** Opening THE DATA block **

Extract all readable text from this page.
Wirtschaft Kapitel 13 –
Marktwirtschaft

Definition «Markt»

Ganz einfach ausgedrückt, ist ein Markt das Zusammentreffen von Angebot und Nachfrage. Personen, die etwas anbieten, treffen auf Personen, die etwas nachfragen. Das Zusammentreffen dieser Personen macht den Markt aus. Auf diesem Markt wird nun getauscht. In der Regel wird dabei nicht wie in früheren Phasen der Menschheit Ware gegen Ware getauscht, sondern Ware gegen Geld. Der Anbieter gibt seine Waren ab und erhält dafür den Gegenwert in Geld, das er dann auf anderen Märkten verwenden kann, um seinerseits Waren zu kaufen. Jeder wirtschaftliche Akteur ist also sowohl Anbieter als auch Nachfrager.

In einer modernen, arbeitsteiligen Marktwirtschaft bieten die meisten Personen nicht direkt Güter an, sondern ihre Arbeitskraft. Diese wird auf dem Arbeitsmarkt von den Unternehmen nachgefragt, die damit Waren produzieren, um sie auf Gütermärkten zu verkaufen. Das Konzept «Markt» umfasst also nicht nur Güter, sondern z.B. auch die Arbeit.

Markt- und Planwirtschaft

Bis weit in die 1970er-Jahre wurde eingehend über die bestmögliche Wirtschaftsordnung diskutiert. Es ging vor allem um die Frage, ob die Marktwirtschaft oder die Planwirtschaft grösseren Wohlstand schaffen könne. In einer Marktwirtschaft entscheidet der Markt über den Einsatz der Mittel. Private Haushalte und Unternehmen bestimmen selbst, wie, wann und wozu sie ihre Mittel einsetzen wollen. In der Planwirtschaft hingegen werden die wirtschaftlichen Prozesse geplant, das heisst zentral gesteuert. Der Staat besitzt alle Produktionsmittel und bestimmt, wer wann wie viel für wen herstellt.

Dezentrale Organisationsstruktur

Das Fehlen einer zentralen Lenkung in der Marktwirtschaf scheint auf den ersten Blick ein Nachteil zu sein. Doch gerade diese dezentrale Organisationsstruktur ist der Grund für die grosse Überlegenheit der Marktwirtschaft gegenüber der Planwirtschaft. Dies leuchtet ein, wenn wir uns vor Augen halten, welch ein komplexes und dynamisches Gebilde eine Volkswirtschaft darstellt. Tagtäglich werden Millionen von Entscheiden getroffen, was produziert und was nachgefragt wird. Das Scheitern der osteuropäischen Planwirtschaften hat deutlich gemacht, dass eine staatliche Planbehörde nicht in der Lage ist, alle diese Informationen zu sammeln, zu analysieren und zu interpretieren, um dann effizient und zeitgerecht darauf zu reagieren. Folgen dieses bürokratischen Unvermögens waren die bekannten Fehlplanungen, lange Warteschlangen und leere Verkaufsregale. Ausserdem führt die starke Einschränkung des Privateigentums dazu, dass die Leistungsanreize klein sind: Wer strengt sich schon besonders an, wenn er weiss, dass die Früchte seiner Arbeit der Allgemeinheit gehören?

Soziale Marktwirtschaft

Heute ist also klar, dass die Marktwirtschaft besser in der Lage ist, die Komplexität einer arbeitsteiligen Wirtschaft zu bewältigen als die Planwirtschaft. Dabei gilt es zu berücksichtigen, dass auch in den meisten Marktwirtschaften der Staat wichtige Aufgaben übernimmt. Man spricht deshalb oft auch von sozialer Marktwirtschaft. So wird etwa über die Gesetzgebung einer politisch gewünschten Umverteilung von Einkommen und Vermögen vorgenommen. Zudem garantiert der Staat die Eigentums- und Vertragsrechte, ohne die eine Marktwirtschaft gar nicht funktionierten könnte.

** Closing THE DATA block **

Scan the material above. Copy each line where "werden" occurs.

SOLVED EXERCISE —
Bis weit in die 1970er-Jahre wurde eingehend über die bestmögliche Wirtschaftsordnung diskutiert. Es ging vor allem um die Frage, ob die Marktwirtschaft oder die Planwirtschaft grösseren Wohlstand schaffen könne. In einer Marktwirtschaft entscheidet der Markt über den Einsatz der Mittel. Private Haushalte und Unternehmen bestimmen selbst, wie, wann und wozu sie ihre Mittel einsetzen wollen. In der Planwirtschaft hingegen werden die wirtschaftlichen Prozesse geplant, das heisst zentral gesteuert. Der Staat besitzt alle Produktionsmittel und bestimmt, wer wann wie viel für wen herstellt.
Das Fehlen einer zentralen Lenkung in der Marktwirtschaf scheint auf den ersten Blick ein Nachteil zu sein. Doch gerade diese dezentrale Organisationsstruktur ist der Grund für die grosse Überlegenheit der Marktwirtschaft gegenüber der Planwirtschaft. Dies leuchtet ein, wenn wir uns vor Augen halten, welch ein komplexes und dynamisches Gebilde eine Volkswirtschaft darstellt. Tagtäglich werden Millionen von Entscheiden getroffen, was produziert und was nachgefragt wird. Das Scheitern der osteuropäischen Planwirtschaften hat deutlich gemacht, dass eine staatliche Planbehörde nicht in der Lage ist, alle diese Informationen zu sammeln, zu analysieren und zu interpretieren, um dann effizient und zeitgerecht darauf zu reagieren. Folgen dieses bürokratischen Unvermögens waren die bekannten Fehlplanungen, lange Warteschlangen und leere Verkaufsregale. Ausserdem führt die starke Einschränkung des Privateigentums dazu, dass die Leistungsanreize klein sind: Wer strengt sich schon besonders an, wenn er weiss, dass die Früchte seiner Arbeit der Allgemeinheit gehören?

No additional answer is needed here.